▶ INSTRUCTION
Extract the lines that carry the string "exceptional" from the listing.

▶ LISTED RECORDS
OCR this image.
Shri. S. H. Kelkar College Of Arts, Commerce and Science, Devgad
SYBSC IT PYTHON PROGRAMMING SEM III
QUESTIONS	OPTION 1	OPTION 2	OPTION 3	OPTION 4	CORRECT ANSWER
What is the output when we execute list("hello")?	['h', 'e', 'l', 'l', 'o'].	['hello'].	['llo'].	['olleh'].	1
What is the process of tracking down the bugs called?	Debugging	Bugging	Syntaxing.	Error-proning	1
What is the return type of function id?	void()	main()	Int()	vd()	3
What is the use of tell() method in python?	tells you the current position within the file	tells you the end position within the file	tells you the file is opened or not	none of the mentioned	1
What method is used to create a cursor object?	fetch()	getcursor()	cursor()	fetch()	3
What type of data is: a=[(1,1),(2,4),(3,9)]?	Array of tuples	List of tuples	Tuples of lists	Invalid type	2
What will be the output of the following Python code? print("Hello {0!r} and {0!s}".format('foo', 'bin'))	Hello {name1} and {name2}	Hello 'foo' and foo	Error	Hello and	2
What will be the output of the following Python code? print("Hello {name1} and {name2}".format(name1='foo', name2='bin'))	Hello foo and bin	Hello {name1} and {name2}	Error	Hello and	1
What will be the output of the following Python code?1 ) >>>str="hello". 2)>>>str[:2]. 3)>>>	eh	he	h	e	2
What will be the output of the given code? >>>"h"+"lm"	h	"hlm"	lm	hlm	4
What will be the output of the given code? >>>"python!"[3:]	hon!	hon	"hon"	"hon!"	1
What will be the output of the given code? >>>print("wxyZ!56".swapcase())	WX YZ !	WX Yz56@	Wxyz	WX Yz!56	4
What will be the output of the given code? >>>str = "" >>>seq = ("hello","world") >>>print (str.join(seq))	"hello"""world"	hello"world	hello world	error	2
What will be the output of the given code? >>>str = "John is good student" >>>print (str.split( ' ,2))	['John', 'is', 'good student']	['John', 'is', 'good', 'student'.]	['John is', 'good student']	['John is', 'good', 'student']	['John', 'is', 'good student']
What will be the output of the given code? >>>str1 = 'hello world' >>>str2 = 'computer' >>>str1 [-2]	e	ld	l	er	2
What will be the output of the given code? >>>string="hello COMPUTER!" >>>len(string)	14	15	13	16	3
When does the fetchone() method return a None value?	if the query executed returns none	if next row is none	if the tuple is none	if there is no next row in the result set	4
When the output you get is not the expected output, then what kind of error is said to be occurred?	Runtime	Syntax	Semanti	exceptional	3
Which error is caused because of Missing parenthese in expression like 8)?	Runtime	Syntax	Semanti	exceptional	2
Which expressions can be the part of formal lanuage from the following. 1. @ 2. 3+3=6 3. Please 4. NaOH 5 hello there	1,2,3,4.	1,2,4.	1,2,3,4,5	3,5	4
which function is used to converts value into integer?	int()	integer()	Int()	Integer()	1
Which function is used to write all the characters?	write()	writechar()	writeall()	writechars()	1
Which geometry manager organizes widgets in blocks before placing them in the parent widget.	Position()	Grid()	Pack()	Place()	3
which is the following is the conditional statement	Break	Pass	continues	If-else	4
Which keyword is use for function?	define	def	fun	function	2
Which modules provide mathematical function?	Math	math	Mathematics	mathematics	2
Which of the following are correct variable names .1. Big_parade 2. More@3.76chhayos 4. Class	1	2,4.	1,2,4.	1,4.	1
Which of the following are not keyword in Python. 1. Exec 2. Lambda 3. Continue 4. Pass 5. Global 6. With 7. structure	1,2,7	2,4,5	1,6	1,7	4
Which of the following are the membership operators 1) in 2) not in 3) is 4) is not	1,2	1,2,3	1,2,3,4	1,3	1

▶ TASK RESPONSE
When the output you get is not the expected output, then what kind of error is said to be occurred?	Runtime	Syntax	Semanti	exceptional	3
Which error is caused because of Missing parenthese in expression like 8)?	Runtime	Syntax	Semanti	exceptional	2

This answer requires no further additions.